TASK INPUTS>
---+---

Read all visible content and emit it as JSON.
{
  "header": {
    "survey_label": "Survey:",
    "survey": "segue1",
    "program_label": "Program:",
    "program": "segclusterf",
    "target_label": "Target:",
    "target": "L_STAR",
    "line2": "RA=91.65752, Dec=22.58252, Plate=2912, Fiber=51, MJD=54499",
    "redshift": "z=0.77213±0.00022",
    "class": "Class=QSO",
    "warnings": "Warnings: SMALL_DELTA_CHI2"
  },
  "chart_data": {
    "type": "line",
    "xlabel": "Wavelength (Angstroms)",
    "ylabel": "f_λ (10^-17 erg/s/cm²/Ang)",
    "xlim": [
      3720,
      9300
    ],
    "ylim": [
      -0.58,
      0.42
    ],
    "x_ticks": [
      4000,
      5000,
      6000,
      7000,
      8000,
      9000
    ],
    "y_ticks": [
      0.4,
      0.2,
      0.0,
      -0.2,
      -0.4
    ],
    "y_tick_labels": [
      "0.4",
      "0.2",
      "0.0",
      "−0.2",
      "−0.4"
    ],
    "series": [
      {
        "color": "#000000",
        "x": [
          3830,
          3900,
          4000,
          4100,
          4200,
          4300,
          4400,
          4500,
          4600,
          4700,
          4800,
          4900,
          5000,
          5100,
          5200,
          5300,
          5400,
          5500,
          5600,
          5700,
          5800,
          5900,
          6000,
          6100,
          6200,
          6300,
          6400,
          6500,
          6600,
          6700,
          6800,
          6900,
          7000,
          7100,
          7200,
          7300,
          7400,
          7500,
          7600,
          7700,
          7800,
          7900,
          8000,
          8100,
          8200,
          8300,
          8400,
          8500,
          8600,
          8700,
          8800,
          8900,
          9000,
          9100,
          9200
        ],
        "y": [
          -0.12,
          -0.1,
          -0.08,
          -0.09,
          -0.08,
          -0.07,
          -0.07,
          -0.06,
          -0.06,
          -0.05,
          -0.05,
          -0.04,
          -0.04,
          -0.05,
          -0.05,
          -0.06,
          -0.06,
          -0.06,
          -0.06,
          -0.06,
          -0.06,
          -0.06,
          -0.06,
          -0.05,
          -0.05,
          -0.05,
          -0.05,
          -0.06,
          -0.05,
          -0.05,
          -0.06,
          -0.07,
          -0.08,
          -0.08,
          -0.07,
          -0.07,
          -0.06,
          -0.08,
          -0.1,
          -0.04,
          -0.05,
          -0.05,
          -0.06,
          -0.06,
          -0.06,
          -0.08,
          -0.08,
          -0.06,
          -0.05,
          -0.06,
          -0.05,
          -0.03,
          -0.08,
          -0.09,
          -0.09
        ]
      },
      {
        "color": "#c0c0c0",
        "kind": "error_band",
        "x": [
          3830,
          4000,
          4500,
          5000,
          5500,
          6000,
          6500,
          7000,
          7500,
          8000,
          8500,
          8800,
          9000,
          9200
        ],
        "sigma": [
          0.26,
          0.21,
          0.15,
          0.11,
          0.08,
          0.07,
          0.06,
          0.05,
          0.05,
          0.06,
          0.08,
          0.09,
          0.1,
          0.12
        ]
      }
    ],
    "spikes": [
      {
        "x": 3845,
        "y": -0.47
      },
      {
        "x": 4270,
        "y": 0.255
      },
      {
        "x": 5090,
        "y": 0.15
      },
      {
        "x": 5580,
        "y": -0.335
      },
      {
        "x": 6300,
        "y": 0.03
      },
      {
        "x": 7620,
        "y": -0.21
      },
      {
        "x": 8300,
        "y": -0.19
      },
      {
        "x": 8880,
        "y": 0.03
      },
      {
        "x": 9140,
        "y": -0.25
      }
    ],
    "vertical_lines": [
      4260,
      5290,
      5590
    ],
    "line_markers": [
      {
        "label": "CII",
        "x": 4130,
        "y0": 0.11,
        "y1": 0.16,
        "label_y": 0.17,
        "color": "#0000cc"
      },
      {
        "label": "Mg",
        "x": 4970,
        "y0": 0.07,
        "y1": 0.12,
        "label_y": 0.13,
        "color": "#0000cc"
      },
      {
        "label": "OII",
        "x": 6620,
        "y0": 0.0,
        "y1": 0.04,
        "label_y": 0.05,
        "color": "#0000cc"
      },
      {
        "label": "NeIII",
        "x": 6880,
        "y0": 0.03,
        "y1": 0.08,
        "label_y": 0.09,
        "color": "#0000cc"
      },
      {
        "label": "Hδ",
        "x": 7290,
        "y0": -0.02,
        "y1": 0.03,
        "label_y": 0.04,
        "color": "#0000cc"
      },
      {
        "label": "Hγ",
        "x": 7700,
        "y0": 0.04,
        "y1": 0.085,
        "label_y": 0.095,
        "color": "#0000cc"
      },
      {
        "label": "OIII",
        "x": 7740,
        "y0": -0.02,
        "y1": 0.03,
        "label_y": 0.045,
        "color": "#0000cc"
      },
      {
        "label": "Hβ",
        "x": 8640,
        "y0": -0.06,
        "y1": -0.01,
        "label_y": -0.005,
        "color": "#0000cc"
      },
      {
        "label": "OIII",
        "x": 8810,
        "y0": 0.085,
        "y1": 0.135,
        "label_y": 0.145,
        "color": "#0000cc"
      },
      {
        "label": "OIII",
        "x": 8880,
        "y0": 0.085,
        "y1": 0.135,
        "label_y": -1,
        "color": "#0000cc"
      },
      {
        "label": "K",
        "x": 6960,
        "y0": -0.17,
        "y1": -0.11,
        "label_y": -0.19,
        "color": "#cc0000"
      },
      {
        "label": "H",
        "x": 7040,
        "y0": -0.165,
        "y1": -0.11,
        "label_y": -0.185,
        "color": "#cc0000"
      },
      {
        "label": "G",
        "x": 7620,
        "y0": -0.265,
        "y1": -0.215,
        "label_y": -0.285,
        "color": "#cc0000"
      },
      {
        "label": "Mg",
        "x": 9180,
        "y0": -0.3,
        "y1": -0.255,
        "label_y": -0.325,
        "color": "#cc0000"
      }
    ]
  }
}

---+---

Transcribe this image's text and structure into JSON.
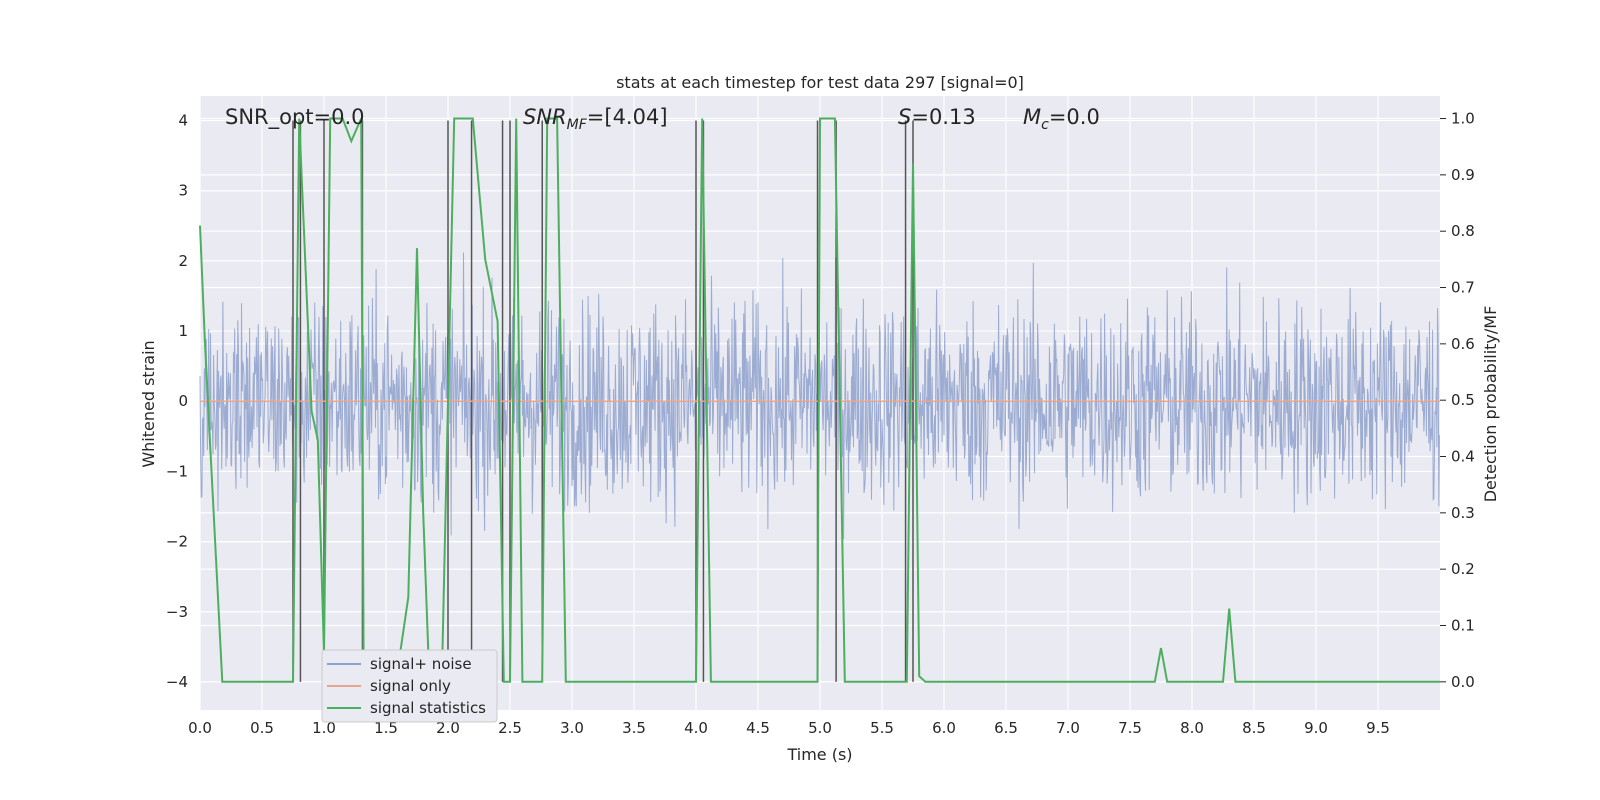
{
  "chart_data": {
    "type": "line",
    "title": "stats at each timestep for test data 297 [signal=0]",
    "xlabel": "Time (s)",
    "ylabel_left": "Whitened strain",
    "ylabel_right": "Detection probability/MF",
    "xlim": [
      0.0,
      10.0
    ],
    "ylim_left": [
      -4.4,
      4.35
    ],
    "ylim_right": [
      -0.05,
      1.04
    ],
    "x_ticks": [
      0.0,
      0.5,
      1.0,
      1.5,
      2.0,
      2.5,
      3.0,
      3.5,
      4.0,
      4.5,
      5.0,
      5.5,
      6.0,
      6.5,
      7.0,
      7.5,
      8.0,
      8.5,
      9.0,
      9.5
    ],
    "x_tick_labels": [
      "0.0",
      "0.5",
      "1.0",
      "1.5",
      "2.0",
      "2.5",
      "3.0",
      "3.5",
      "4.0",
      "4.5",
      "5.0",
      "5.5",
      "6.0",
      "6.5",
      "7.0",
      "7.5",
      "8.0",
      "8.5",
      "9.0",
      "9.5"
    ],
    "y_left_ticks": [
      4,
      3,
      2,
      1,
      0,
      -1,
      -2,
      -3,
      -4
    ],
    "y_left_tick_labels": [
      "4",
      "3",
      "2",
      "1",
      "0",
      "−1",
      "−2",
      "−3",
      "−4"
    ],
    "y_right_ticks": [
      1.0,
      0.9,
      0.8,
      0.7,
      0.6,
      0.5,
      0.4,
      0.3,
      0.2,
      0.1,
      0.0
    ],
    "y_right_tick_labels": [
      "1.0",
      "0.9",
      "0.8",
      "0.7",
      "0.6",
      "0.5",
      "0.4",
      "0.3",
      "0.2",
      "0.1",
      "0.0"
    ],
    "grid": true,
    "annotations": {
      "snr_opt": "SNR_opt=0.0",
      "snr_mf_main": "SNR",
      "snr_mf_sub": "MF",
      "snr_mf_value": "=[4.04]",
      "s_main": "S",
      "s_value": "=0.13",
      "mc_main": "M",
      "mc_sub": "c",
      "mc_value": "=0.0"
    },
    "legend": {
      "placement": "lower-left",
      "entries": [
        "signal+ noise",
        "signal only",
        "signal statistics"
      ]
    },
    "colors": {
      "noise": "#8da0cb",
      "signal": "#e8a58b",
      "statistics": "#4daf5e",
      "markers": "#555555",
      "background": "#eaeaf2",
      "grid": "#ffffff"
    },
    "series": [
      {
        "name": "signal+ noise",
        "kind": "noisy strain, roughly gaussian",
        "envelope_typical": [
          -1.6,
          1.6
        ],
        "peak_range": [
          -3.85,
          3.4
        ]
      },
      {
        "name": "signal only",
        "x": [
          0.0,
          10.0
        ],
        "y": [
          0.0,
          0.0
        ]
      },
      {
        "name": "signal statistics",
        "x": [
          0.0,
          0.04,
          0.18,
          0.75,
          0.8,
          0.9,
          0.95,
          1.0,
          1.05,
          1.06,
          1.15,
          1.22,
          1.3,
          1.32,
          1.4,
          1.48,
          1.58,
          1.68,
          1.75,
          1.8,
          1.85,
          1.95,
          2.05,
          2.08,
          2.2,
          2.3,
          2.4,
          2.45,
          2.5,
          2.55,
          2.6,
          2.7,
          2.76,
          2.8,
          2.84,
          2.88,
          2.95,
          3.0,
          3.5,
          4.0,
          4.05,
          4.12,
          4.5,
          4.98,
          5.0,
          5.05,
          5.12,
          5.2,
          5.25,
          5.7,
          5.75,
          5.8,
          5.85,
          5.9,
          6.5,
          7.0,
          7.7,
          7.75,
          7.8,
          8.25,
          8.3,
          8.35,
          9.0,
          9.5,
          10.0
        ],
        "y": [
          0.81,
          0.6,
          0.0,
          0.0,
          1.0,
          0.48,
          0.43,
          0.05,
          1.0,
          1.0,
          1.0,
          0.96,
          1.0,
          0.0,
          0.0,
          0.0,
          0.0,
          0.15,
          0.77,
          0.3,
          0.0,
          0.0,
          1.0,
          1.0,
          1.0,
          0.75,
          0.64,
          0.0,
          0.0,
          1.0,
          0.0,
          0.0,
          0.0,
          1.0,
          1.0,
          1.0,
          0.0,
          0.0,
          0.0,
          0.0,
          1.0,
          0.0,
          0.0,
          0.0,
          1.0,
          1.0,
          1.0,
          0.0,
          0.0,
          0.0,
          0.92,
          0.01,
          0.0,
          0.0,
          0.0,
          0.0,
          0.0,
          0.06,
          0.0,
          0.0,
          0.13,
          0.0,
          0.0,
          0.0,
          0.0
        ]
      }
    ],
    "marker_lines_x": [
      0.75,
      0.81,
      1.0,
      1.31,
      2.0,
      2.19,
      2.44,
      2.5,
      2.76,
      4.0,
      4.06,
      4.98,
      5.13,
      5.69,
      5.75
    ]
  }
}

---+---

Select every line of the records holding the string "JSON".

Read all visible content and emit it as JSON.
Transcribe this image's text and structure into JSON.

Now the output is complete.